--- BEGIN INPUT MATERIAL ---

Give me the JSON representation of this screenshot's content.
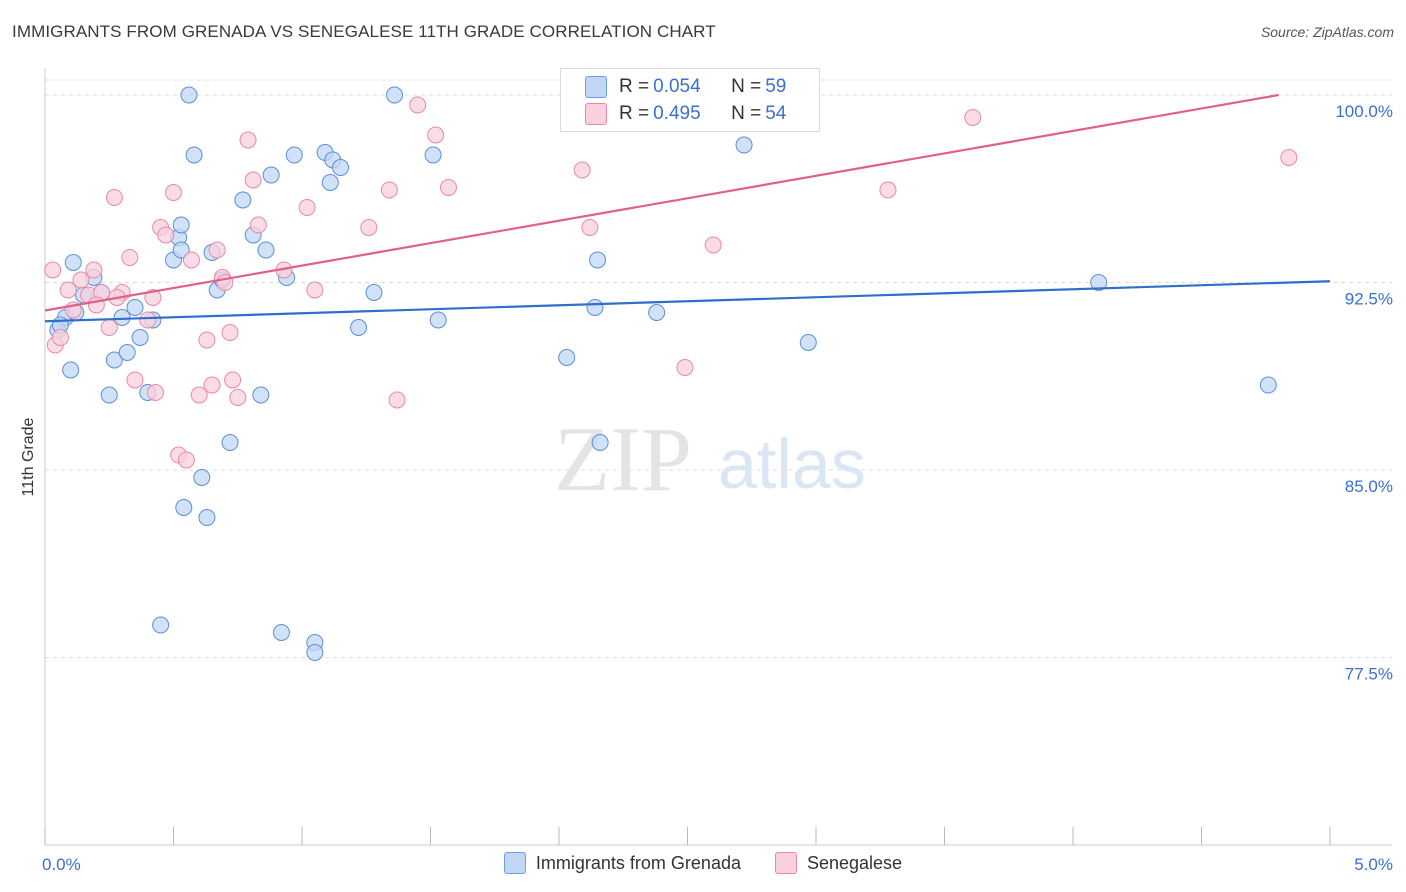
{
  "title": "IMMIGRANTS FROM GRENADA VS SENEGALESE 11TH GRADE CORRELATION CHART",
  "source": "Source: ZipAtlas.com",
  "watermark": {
    "zip": "ZIP",
    "atlas": "atlas"
  },
  "stats": [
    {
      "r_label": "R = ",
      "r": "0.054",
      "n_label": "N = ",
      "n": "59",
      "color": "#a9c6f0",
      "border": "#6f9ee0"
    },
    {
      "r_label": "R = ",
      "r": "0.495",
      "n_label": "N = ",
      "n": "54",
      "color": "#f7bcd0",
      "border": "#e889a8"
    }
  ],
  "legend": [
    {
      "label": "Immigrants from Grenada",
      "color": "#a9c6f0",
      "border": "#6f9ee0"
    },
    {
      "label": "Senegalese",
      "color": "#f7bcd0",
      "border": "#e889a8"
    }
  ],
  "chart_data": {
    "type": "scatter",
    "ylabel": "11th Grade",
    "xlim": [
      0.0,
      5.0
    ],
    "ylim": [
      70.0,
      101.0
    ],
    "x_tick_labels": [
      "0.0%",
      "5.0%"
    ],
    "y_ticks": [
      77.5,
      85.0,
      92.5,
      100.0
    ],
    "y_tick_labels": [
      "77.5%",
      "85.0%",
      "92.5%",
      "100.0%"
    ],
    "series": [
      {
        "name": "Immigrants from Grenada",
        "color": "#5b8fd9",
        "fill": "#c2d7f5",
        "trend": [
          [
            0.0,
            90.95
          ],
          [
            5.0,
            92.55
          ]
        ],
        "trend_color": "#2f6fcc",
        "points": [
          [
            0.05,
            90.6
          ],
          [
            0.08,
            91.1
          ],
          [
            0.1,
            89.0
          ],
          [
            0.11,
            93.3
          ],
          [
            0.15,
            92.0
          ],
          [
            0.19,
            92.7
          ],
          [
            0.22,
            92.1
          ],
          [
            0.25,
            88.0
          ],
          [
            0.27,
            89.4
          ],
          [
            0.3,
            91.1
          ],
          [
            0.32,
            89.7
          ],
          [
            0.35,
            91.5
          ],
          [
            0.37,
            90.3
          ],
          [
            0.4,
            88.1
          ],
          [
            0.42,
            91.0
          ],
          [
            0.45,
            78.8
          ],
          [
            0.5,
            93.4
          ],
          [
            0.52,
            94.3
          ],
          [
            0.53,
            94.8
          ],
          [
            0.53,
            93.8
          ],
          [
            0.54,
            83.5
          ],
          [
            0.56,
            100.0
          ],
          [
            0.58,
            97.6
          ],
          [
            0.61,
            84.7
          ],
          [
            0.63,
            83.1
          ],
          [
            0.65,
            93.7
          ],
          [
            0.67,
            92.2
          ],
          [
            0.69,
            92.6
          ],
          [
            0.72,
            86.1
          ],
          [
            0.77,
            95.8
          ],
          [
            0.81,
            94.4
          ],
          [
            0.84,
            88.0
          ],
          [
            0.86,
            93.8
          ],
          [
            0.88,
            96.8
          ],
          [
            0.92,
            78.5
          ],
          [
            0.94,
            92.7
          ],
          [
            0.97,
            97.6
          ],
          [
            1.05,
            78.1
          ],
          [
            1.05,
            77.7
          ],
          [
            1.09,
            97.7
          ],
          [
            1.11,
            96.5
          ],
          [
            1.12,
            97.4
          ],
          [
            1.15,
            97.1
          ],
          [
            1.22,
            90.7
          ],
          [
            1.28,
            92.1
          ],
          [
            1.36,
            100.0
          ],
          [
            1.51,
            97.6
          ],
          [
            1.53,
            91.0
          ],
          [
            2.03,
            89.5
          ],
          [
            2.14,
            91.5
          ],
          [
            2.15,
            93.4
          ],
          [
            2.16,
            86.1
          ],
          [
            2.38,
            91.3
          ],
          [
            2.72,
            98.0
          ],
          [
            2.97,
            90.1
          ],
          [
            4.1,
            92.5
          ],
          [
            4.76,
            88.4
          ],
          [
            0.06,
            90.8
          ],
          [
            0.12,
            91.3
          ]
        ]
      },
      {
        "name": "Senegalese",
        "color": "#e889a8",
        "fill": "#f9d0de",
        "trend": [
          [
            0.0,
            91.38
          ],
          [
            4.8,
            100.0
          ]
        ],
        "trend_color": "#e0608a",
        "points": [
          [
            0.03,
            93.0
          ],
          [
            0.04,
            90.0
          ],
          [
            0.06,
            90.3
          ],
          [
            0.09,
            92.2
          ],
          [
            0.11,
            91.4
          ],
          [
            0.14,
            92.6
          ],
          [
            0.17,
            92.0
          ],
          [
            0.19,
            93.0
          ],
          [
            0.22,
            92.1
          ],
          [
            0.25,
            90.7
          ],
          [
            0.27,
            95.9
          ],
          [
            0.3,
            92.1
          ],
          [
            0.33,
            93.5
          ],
          [
            0.35,
            88.6
          ],
          [
            0.4,
            91.0
          ],
          [
            0.42,
            91.9
          ],
          [
            0.43,
            88.1
          ],
          [
            0.45,
            94.7
          ],
          [
            0.47,
            94.4
          ],
          [
            0.5,
            96.1
          ],
          [
            0.52,
            85.6
          ],
          [
            0.55,
            85.4
          ],
          [
            0.57,
            93.4
          ],
          [
            0.6,
            88.0
          ],
          [
            0.63,
            90.2
          ],
          [
            0.65,
            88.4
          ],
          [
            0.67,
            93.8
          ],
          [
            0.69,
            92.7
          ],
          [
            0.7,
            92.5
          ],
          [
            0.72,
            90.5
          ],
          [
            0.73,
            88.6
          ],
          [
            0.75,
            87.9
          ],
          [
            0.79,
            98.2
          ],
          [
            0.81,
            96.6
          ],
          [
            0.83,
            94.8
          ],
          [
            0.93,
            93.0
          ],
          [
            1.02,
            95.5
          ],
          [
            1.05,
            92.2
          ],
          [
            1.26,
            94.7
          ],
          [
            1.34,
            96.2
          ],
          [
            1.37,
            87.8
          ],
          [
            1.45,
            99.6
          ],
          [
            1.52,
            98.4
          ],
          [
            1.57,
            96.3
          ],
          [
            2.09,
            97.0
          ],
          [
            2.12,
            94.7
          ],
          [
            2.49,
            89.1
          ],
          [
            2.6,
            94.0
          ],
          [
            2.73,
            100.0
          ],
          [
            3.28,
            96.2
          ],
          [
            3.61,
            99.1
          ],
          [
            4.84,
            97.5
          ],
          [
            0.2,
            91.6
          ],
          [
            0.28,
            91.9
          ]
        ]
      }
    ]
  }
}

--- END INPUT MATERIAL ---

*EXERCISE OBJECTIVE*:
Restate the whole of the material word for word without the pictures.

*EXERCISE RESULT*:
Give me the JSON representation of this screenshot's content.
{
  "title": "IMMIGRANTS FROM GRENADA VS SENEGALESE 11TH GRADE CORRELATION CHART",
  "source": "Source: ZipAtlas.com",
  "watermark": {
    "zip": "ZIP",
    "atlas": "atlas"
  },
  "stats": [
    {
      "r_label": "R = ",
      "r": "0.054",
      "n_label": "N = ",
      "n": "59",
      "color": "#a9c6f0",
      "border": "#6f9ee0"
    },
    {
      "r_label": "R = ",
      "r": "0.495",
      "n_label": "N = ",
      "n": "54",
      "color": "#f7bcd0",
      "border": "#e889a8"
    }
  ],
  "legend": [
    {
      "label": "Immigrants from Grenada",
      "color": "#a9c6f0",
      "border": "#6f9ee0"
    },
    {
      "label": "Senegalese",
      "color": "#f7bcd0",
      "border": "#e889a8"
    }
  ],
  "chart_data": {
    "type": "scatter",
    "ylabel": "11th Grade",
    "xlim": [
      0.0,
      5.0
    ],
    "ylim": [
      70.0,
      101.0
    ],
    "x_tick_labels": [
      "0.0%",
      "5.0%"
    ],
    "y_ticks": [
      77.5,
      85.0,
      92.5,
      100.0
    ],
    "y_tick_labels": [
      "77.5%",
      "85.0%",
      "92.5%",
      "100.0%"
    ],
    "series": [
      {
        "name": "Immigrants from Grenada",
        "color": "#5b8fd9",
        "fill": "#c2d7f5",
        "trend": [
          [
            0.0,
            90.95
          ],
          [
            5.0,
            92.55
          ]
        ],
        "trend_color": "#2f6fcc",
        "points": [
          [
            0.05,
            90.6
          ],
          [
            0.08,
            91.1
          ],
          [
            0.1,
            89.0
          ],
          [
            0.11,
            93.3
          ],
          [
            0.15,
            92.0
          ],
          [
            0.19,
            92.7
          ],
          [
            0.22,
            92.1
          ],
          [
            0.25,
            88.0
          ],
          [
            0.27,
            89.4
          ],
          [
            0.3,
            91.1
          ],
          [
            0.32,
            89.7
          ],
          [
            0.35,
            91.5
          ],
          [
            0.37,
            90.3
          ],
          [
            0.4,
            88.1
          ],
          [
            0.42,
            91.0
          ],
          [
            0.45,
            78.8
          ],
          [
            0.5,
            93.4
          ],
          [
            0.52,
            94.3
          ],
          [
            0.53,
            94.8
          ],
          [
            0.53,
            93.8
          ],
          [
            0.54,
            83.5
          ],
          [
            0.56,
            100.0
          ],
          [
            0.58,
            97.6
          ],
          [
            0.61,
            84.7
          ],
          [
            0.63,
            83.1
          ],
          [
            0.65,
            93.7
          ],
          [
            0.67,
            92.2
          ],
          [
            0.69,
            92.6
          ],
          [
            0.72,
            86.1
          ],
          [
            0.77,
            95.8
          ],
          [
            0.81,
            94.4
          ],
          [
            0.84,
            88.0
          ],
          [
            0.86,
            93.8
          ],
          [
            0.88,
            96.8
          ],
          [
            0.92,
            78.5
          ],
          [
            0.94,
            92.7
          ],
          [
            0.97,
            97.6
          ],
          [
            1.05,
            78.1
          ],
          [
            1.05,
            77.7
          ],
          [
            1.09,
            97.7
          ],
          [
            1.11,
            96.5
          ],
          [
            1.12,
            97.4
          ],
          [
            1.15,
            97.1
          ],
          [
            1.22,
            90.7
          ],
          [
            1.28,
            92.1
          ],
          [
            1.36,
            100.0
          ],
          [
            1.51,
            97.6
          ],
          [
            1.53,
            91.0
          ],
          [
            2.03,
            89.5
          ],
          [
            2.14,
            91.5
          ],
          [
            2.15,
            93.4
          ],
          [
            2.16,
            86.1
          ],
          [
            2.38,
            91.3
          ],
          [
            2.72,
            98.0
          ],
          [
            2.97,
            90.1
          ],
          [
            4.1,
            92.5
          ],
          [
            4.76,
            88.4
          ],
          [
            0.06,
            90.8
          ],
          [
            0.12,
            91.3
          ]
        ]
      },
      {
        "name": "Senegalese",
        "color": "#e889a8",
        "fill": "#f9d0de",
        "trend": [
          [
            0.0,
            91.38
          ],
          [
            4.8,
            100.0
          ]
        ],
        "trend_color": "#e0608a",
        "points": [
          [
            0.03,
            93.0
          ],
          [
            0.04,
            90.0
          ],
          [
            0.06,
            90.3
          ],
          [
            0.09,
            92.2
          ],
          [
            0.11,
            91.4
          ],
          [
            0.14,
            92.6
          ],
          [
            0.17,
            92.0
          ],
          [
            0.19,
            93.0
          ],
          [
            0.22,
            92.1
          ],
          [
            0.25,
            90.7
          ],
          [
            0.27,
            95.9
          ],
          [
            0.3,
            92.1
          ],
          [
            0.33,
            93.5
          ],
          [
            0.35,
            88.6
          ],
          [
            0.4,
            91.0
          ],
          [
            0.42,
            91.9
          ],
          [
            0.43,
            88.1
          ],
          [
            0.45,
            94.7
          ],
          [
            0.47,
            94.4
          ],
          [
            0.5,
            96.1
          ],
          [
            0.52,
            85.6
          ],
          [
            0.55,
            85.4
          ],
          [
            0.57,
            93.4
          ],
          [
            0.6,
            88.0
          ],
          [
            0.63,
            90.2
          ],
          [
            0.65,
            88.4
          ],
          [
            0.67,
            93.8
          ],
          [
            0.69,
            92.7
          ],
          [
            0.7,
            92.5
          ],
          [
            0.72,
            90.5
          ],
          [
            0.73,
            88.6
          ],
          [
            0.75,
            87.9
          ],
          [
            0.79,
            98.2
          ],
          [
            0.81,
            96.6
          ],
          [
            0.83,
            94.8
          ],
          [
            0.93,
            93.0
          ],
          [
            1.02,
            95.5
          ],
          [
            1.05,
            92.2
          ],
          [
            1.26,
            94.7
          ],
          [
            1.34,
            96.2
          ],
          [
            1.37,
            87.8
          ],
          [
            1.45,
            99.6
          ],
          [
            1.52,
            98.4
          ],
          [
            1.57,
            96.3
          ],
          [
            2.09,
            97.0
          ],
          [
            2.12,
            94.7
          ],
          [
            2.49,
            89.1
          ],
          [
            2.6,
            94.0
          ],
          [
            2.73,
            100.0
          ],
          [
            3.28,
            96.2
          ],
          [
            3.61,
            99.1
          ],
          [
            4.84,
            97.5
          ],
          [
            0.2,
            91.6
          ],
          [
            0.28,
            91.9
          ]
        ]
      }
    ]
  }
}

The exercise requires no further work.